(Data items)

▼

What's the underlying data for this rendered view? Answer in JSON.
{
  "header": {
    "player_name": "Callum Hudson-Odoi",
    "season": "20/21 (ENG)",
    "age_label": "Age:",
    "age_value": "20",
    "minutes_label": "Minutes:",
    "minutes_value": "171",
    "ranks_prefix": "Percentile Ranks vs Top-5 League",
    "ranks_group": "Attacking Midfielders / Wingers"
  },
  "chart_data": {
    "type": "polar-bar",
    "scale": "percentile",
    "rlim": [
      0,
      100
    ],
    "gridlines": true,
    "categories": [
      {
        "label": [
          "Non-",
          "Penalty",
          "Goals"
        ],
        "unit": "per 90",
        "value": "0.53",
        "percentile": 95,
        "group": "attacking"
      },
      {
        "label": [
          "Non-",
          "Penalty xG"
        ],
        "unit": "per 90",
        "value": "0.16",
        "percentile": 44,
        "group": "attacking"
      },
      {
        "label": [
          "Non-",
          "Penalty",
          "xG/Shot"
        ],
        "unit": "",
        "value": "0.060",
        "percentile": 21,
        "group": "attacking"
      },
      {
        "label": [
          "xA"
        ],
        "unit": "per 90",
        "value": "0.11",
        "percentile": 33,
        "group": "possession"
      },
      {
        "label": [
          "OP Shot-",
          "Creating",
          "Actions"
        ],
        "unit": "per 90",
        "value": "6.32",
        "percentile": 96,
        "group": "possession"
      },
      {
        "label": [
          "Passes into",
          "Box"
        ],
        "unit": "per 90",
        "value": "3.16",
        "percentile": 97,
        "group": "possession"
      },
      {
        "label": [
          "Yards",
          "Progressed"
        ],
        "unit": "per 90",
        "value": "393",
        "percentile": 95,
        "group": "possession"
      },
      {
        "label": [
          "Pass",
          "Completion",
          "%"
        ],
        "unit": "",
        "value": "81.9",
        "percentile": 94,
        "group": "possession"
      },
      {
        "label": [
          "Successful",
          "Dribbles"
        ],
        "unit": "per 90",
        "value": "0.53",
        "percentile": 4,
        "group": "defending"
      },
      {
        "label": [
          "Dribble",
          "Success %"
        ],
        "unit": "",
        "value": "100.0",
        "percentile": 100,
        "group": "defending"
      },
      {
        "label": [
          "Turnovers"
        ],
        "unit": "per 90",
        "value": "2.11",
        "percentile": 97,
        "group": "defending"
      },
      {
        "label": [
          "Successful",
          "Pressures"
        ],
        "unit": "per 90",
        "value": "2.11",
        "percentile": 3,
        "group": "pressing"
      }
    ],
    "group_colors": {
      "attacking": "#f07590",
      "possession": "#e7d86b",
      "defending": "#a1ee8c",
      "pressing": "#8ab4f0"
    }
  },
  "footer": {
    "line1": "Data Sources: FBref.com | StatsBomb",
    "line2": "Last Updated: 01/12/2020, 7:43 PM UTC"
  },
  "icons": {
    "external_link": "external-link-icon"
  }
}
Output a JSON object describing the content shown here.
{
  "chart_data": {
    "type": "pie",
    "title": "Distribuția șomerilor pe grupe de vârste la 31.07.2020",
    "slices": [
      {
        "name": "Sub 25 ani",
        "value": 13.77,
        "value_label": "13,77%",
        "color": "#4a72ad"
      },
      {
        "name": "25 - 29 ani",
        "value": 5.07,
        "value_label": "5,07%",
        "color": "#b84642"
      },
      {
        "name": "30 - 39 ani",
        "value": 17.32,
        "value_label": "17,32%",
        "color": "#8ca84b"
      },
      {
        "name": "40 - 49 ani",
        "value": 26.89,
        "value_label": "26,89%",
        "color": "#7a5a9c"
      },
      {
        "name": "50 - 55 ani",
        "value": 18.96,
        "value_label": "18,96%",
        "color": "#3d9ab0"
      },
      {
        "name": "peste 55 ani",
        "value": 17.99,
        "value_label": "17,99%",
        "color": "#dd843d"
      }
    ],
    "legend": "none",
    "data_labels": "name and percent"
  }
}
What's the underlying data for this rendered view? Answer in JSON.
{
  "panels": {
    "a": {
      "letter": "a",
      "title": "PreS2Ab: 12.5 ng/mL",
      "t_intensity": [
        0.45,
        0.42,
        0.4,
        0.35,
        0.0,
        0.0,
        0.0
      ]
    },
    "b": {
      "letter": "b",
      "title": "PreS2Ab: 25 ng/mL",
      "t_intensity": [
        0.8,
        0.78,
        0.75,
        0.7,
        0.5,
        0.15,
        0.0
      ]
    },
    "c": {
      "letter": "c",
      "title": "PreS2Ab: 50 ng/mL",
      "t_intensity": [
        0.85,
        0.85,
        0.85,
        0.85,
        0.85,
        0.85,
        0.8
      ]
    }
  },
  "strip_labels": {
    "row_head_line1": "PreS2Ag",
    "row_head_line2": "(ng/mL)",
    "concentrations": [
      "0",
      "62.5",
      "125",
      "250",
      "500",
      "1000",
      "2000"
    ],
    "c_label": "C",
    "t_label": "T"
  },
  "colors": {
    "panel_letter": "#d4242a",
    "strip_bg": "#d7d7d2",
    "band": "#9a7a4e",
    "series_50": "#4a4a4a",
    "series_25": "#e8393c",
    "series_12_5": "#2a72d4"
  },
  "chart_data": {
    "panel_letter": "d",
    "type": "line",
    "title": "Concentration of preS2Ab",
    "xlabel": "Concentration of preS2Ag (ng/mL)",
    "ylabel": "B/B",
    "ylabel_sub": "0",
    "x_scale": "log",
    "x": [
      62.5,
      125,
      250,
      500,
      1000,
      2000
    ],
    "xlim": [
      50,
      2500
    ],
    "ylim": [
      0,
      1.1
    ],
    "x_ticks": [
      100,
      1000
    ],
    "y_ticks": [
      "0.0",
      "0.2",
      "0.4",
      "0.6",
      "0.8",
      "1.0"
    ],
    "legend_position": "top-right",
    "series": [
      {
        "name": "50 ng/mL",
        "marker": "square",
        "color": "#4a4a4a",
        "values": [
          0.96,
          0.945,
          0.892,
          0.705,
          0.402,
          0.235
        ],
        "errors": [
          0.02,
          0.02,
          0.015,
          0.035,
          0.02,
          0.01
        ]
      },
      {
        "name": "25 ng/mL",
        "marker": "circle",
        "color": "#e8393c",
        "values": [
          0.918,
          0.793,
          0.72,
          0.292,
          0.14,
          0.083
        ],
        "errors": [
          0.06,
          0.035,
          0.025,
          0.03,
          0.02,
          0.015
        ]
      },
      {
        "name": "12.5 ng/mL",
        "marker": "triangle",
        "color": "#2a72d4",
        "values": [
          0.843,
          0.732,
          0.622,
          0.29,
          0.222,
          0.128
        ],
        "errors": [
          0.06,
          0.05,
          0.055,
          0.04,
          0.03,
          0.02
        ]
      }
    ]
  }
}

▲

* _Exercise task_
Repeat the listing above without any change.

* _Problem solution_
What's the underlying data for this rendered view? Answer in JSON.
{
  "header": {
    "player_name": "Callum Hudson-Odoi",
    "season": "20/21 (ENG)",
    "age_label": "Age:",
    "age_value": "20",
    "minutes_label": "Minutes:",
    "minutes_value": "171",
    "ranks_prefix": "Percentile Ranks vs Top-5 League",
    "ranks_group": "Attacking Midfielders / Wingers"
  },
  "chart_data": {
    "type": "polar-bar",
    "scale": "percentile",
    "rlim": [
      0,
      100
    ],
    "gridlines": true,
    "categories": [
      {
        "label": [
          "Non-",
          "Penalty",
          "Goals"
        ],
        "unit": "per 90",
        "value": "0.53",
        "percentile": 95,
        "group": "attacking"
      },
      {
        "label": [
          "Non-",
          "Penalty xG"
        ],
        "unit": "per 90",
        "value": "0.16",
        "percentile": 44,
        "group": "attacking"
      },
      {
        "label": [
          "Non-",
          "Penalty",
          "xG/Shot"
        ],
        "unit": "",
        "value": "0.060",
        "percentile": 21,
        "group": "attacking"
      },
      {
        "label": [
          "xA"
        ],
        "unit": "per 90",
        "value": "0.11",
        "percentile": 33,
        "group": "possession"
      },
      {
        "label": [
          "OP Shot-",
          "Creating",
          "Actions"
        ],
        "unit": "per 90",
        "value": "6.32",
        "percentile": 96,
        "group": "possession"
      },
      {
        "label": [
          "Passes into",
          "Box"
        ],
        "unit": "per 90",
        "value": "3.16",
        "percentile": 97,
        "group": "possession"
      },
      {
        "label": [
          "Yards",
          "Progressed"
        ],
        "unit": "per 90",
        "value": "393",
        "percentile": 95,
        "group": "possession"
      },
      {
        "label": [
          "Pass",
          "Completion",
          "%"
        ],
        "unit": "",
        "value": "81.9",
        "percentile": 94,
        "group": "possession"
      },
      {
        "label": [
          "Successful",
          "Dribbles"
        ],
        "unit": "per 90",
        "value": "0.53",
        "percentile": 4,
        "group": "defending"
      },
      {
        "label": [
          "Dribble",
          "Success %"
        ],
        "unit": "",
        "value": "100.0",
        "percentile": 100,
        "group": "defending"
      },
      {
        "label": [
          "Turnovers"
        ],
        "unit": "per 90",
        "value": "2.11",
        "percentile": 97,
        "group": "defending"
      },
      {
        "label": [
          "Successful",
          "Pressures"
        ],
        "unit": "per 90",
        "value": "2.11",
        "percentile": 3,
        "group": "pressing"
      }
    ],
    "group_colors": {
      "attacking": "#f07590",
      "possession": "#e7d86b",
      "defending": "#a1ee8c",
      "pressing": "#8ab4f0"
    }
  },
  "footer": {
    "line1": "Data Sources: FBref.com | StatsBomb",
    "line2": "Last Updated: 01/12/2020, 7:43 PM UTC"
  },
  "icons": {
    "external_link": "external-link-icon"
  }
}
Output a JSON object describing the content shown here.
{
  "chart_data": {
    "type": "pie",
    "title": "Distribuția șomerilor pe grupe de vârste la 31.07.2020",
    "slices": [
      {
        "name": "Sub 25 ani",
        "value": 13.77,
        "value_label": "13,77%",
        "color": "#4a72ad"
      },
      {
        "name": "25 - 29 ani",
        "value": 5.07,
        "value_label": "5,07%",
        "color": "#b84642"
      },
      {
        "name": "30 - 39 ani",
        "value": 17.32,
        "value_label": "17,32%",
        "color": "#8ca84b"
      },
      {
        "name": "40 - 49 ani",
        "value": 26.89,
        "value_label": "26,89%",
        "color": "#7a5a9c"
      },
      {
        "name": "50 - 55 ani",
        "value": 18.96,
        "value_label": "18,96%",
        "color": "#3d9ab0"
      },
      {
        "name": "peste 55 ani",
        "value": 17.99,
        "value_label": "17,99%",
        "color": "#dd843d"
      }
    ],
    "legend": "none",
    "data_labels": "name and percent"
  }
}
What's the underlying data for this rendered view? Answer in JSON.
{
  "panels": {
    "a": {
      "letter": "a",
      "title": "PreS2Ab: 12.5 ng/mL",
      "t_intensity": [
        0.45,
        0.42,
        0.4,
        0.35,
        0.0,
        0.0,
        0.0
      ]
    },
    "b": {
      "letter": "b",
      "title": "PreS2Ab: 25 ng/mL",
      "t_intensity": [
        0.8,
        0.78,
        0.75,
        0.7,
        0.5,
        0.15,
        0.0
      ]
    },
    "c": {
      "letter": "c",
      "title": "PreS2Ab: 50 ng/mL",
      "t_intensity": [
        0.85,
        0.85,
        0.85,
        0.85,
        0.85,
        0.85,
        0.8
      ]
    }
  },
  "strip_labels": {
    "row_head_line1": "PreS2Ag",
    "row_head_line2": "(ng/mL)",
    "concentrations": [
      "0",
      "62.5",
      "125",
      "250",
      "500",
      "1000",
      "2000"
    ],
    "c_label": "C",
    "t_label": "T"
  },
  "colors": {
    "panel_letter": "#d4242a",
    "strip_bg": "#d7d7d2",
    "band": "#9a7a4e",
    "series_50": "#4a4a4a",
    "series_25": "#e8393c",
    "series_12_5": "#2a72d4"
  },
  "chart_data": {
    "panel_letter": "d",
    "type": "line",
    "title": "Concentration of preS2Ab",
    "xlabel": "Concentration of preS2Ag (ng/mL)",
    "ylabel": "B/B",
    "ylabel_sub": "0",
    "x_scale": "log",
    "x": [
      62.5,
      125,
      250,
      500,
      1000,
      2000
    ],
    "xlim": [
      50,
      2500
    ],
    "ylim": [
      0,
      1.1
    ],
    "x_ticks": [
      100,
      1000
    ],
    "y_ticks": [
      "0.0",
      "0.2",
      "0.4",
      "0.6",
      "0.8",
      "1.0"
    ],
    "legend_position": "top-right",
    "series": [
      {
        "name": "50 ng/mL",
        "marker": "square",
        "color": "#4a4a4a",
        "values": [
          0.96,
          0.945,
          0.892,
          0.705,
          0.402,
          0.235
        ],
        "errors": [
          0.02,
          0.02,
          0.015,
          0.035,
          0.02,
          0.01
        ]
      },
      {
        "name": "25 ng/mL",
        "marker": "circle",
        "color": "#e8393c",
        "values": [
          0.918,
          0.793,
          0.72,
          0.292,
          0.14,
          0.083
        ],
        "errors": [
          0.06,
          0.035,
          0.025,
          0.03,
          0.02,
          0.015
        ]
      },
      {
        "name": "12.5 ng/mL",
        "marker": "triangle",
        "color": "#2a72d4",
        "values": [
          0.843,
          0.732,
          0.622,
          0.29,
          0.222,
          0.128
        ],
        "errors": [
          0.06,
          0.05,
          0.055,
          0.04,
          0.03,
          0.02
        ]
      }
    ]
  }
}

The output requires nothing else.